• _SET EXERCISE_:
In your copy, include every line of the listing below exactly but none of the pictures.
---- INFORMATION SUPPLIED
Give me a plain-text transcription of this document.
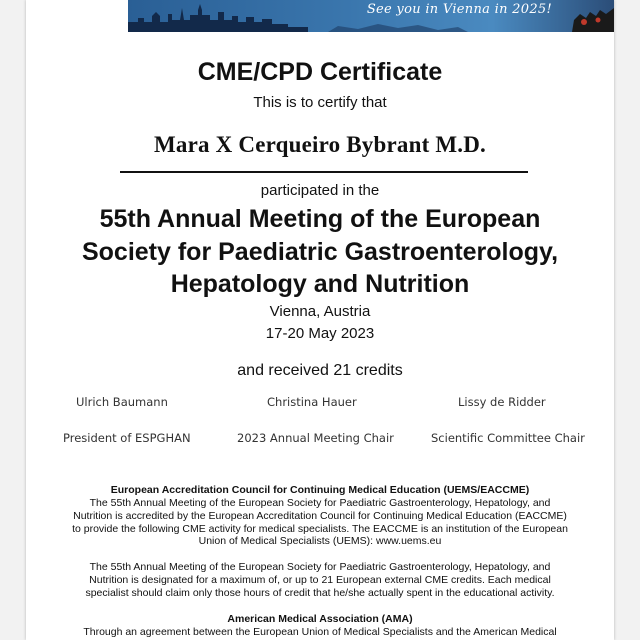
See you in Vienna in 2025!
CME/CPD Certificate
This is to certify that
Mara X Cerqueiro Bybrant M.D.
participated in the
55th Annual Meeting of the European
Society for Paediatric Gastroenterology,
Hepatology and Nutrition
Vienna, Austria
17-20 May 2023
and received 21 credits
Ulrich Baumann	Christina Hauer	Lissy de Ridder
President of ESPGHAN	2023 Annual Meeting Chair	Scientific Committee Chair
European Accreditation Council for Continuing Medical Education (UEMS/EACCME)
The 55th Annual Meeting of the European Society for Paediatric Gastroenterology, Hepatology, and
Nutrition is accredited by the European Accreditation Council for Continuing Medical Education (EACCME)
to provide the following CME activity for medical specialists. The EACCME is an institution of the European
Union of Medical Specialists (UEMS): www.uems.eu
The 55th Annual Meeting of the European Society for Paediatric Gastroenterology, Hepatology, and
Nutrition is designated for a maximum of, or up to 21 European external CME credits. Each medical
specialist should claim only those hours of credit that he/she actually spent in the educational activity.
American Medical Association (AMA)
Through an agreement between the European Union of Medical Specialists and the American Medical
--------
• _REPLY TO THE EXERCISE_:
Give me a plain-text transcription of this document.
See you in Vienna in 2025!
CME/CPD Certificate
This is to certify that
Mara X Cerqueiro Bybrant M.D.
participated in the
55th Annual Meeting of the European
Society for Paediatric Gastroenterology,
Hepatology and Nutrition
Vienna, Austria
17-20 May 2023
and received 21 credits
Ulrich Baumann	Christina Hauer	Lissy de Ridder
President of ESPGHAN	2023 Annual Meeting Chair	Scientific Committee Chair
European Accreditation Council for Continuing Medical Education (UEMS/EACCME)
The 55th Annual Meeting of the European Society for Paediatric Gastroenterology, Hepatology, and
Nutrition is accredited by the European Accreditation Council for Continuing Medical Education (EACCME)
to provide the following CME activity for medical specialists. The EACCME is an institution of the European
Union of Medical Specialists (UEMS): www.uems.eu
The 55th Annual Meeting of the European Society for Paediatric Gastroenterology, Hepatology, and
Nutrition is designated for a maximum of, or up to 21 European external CME credits. Each medical
specialist should claim only those hours of credit that he/she actually spent in the educational activity.
American Medical Association (AMA)
Through an agreement between the European Union of Medical Specialists and the American Medical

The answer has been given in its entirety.